Entries with figure data:
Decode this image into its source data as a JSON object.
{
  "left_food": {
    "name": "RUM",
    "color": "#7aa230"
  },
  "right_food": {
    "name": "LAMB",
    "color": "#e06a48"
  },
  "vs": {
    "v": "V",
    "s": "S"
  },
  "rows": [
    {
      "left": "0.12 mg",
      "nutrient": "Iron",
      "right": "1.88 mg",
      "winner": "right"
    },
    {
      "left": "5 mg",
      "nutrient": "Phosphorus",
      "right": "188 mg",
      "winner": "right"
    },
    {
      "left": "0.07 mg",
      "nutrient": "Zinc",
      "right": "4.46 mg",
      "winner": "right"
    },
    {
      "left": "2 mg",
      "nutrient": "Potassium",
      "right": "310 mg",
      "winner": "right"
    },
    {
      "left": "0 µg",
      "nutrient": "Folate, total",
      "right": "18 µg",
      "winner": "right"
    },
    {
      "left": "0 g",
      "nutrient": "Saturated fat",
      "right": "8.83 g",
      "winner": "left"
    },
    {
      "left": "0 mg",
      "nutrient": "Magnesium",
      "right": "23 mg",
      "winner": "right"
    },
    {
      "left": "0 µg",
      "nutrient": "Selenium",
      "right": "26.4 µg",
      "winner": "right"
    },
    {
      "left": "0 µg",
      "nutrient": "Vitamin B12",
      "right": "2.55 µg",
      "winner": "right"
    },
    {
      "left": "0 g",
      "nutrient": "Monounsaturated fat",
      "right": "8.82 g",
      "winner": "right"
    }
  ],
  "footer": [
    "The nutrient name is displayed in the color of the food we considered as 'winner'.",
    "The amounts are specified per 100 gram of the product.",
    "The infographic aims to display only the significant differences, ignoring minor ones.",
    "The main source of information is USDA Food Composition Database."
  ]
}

WHAT THE TASK REQUIRES
The records above must be output exactly, in full.

CORRECT RESULT
Decode this image into its source data as a JSON object.
{
  "left_food": {
    "name": "RUM",
    "color": "#7aa230"
  },
  "right_food": {
    "name": "LAMB",
    "color": "#e06a48"
  },
  "vs": {
    "v": "V",
    "s": "S"
  },
  "rows": [
    {
      "left": "0.12 mg",
      "nutrient": "Iron",
      "right": "1.88 mg",
      "winner": "right"
    },
    {
      "left": "5 mg",
      "nutrient": "Phosphorus",
      "right": "188 mg",
      "winner": "right"
    },
    {
      "left": "0.07 mg",
      "nutrient": "Zinc",
      "right": "4.46 mg",
      "winner": "right"
    },
    {
      "left": "2 mg",
      "nutrient": "Potassium",
      "right": "310 mg",
      "winner": "right"
    },
    {
      "left": "0 µg",
      "nutrient": "Folate, total",
      "right": "18 µg",
      "winner": "right"
    },
    {
      "left": "0 g",
      "nutrient": "Saturated fat",
      "right": "8.83 g",
      "winner": "left"
    },
    {
      "left": "0 mg",
      "nutrient": "Magnesium",
      "right": "23 mg",
      "winner": "right"
    },
    {
      "left": "0 µg",
      "nutrient": "Selenium",
      "right": "26.4 µg",
      "winner": "right"
    },
    {
      "left": "0 µg",
      "nutrient": "Vitamin B12",
      "right": "2.55 µg",
      "winner": "right"
    },
    {
      "left": "0 g",
      "nutrient": "Monounsaturated fat",
      "right": "8.82 g",
      "winner": "right"
    }
  ],
  "footer": [
    "The nutrient name is displayed in the color of the food we considered as 'winner'.",
    "The amounts are specified per 100 gram of the product.",
    "The infographic aims to display only the significant differences, ignoring minor ones.",
    "The main source of information is USDA Food Composition Database."
  ]
}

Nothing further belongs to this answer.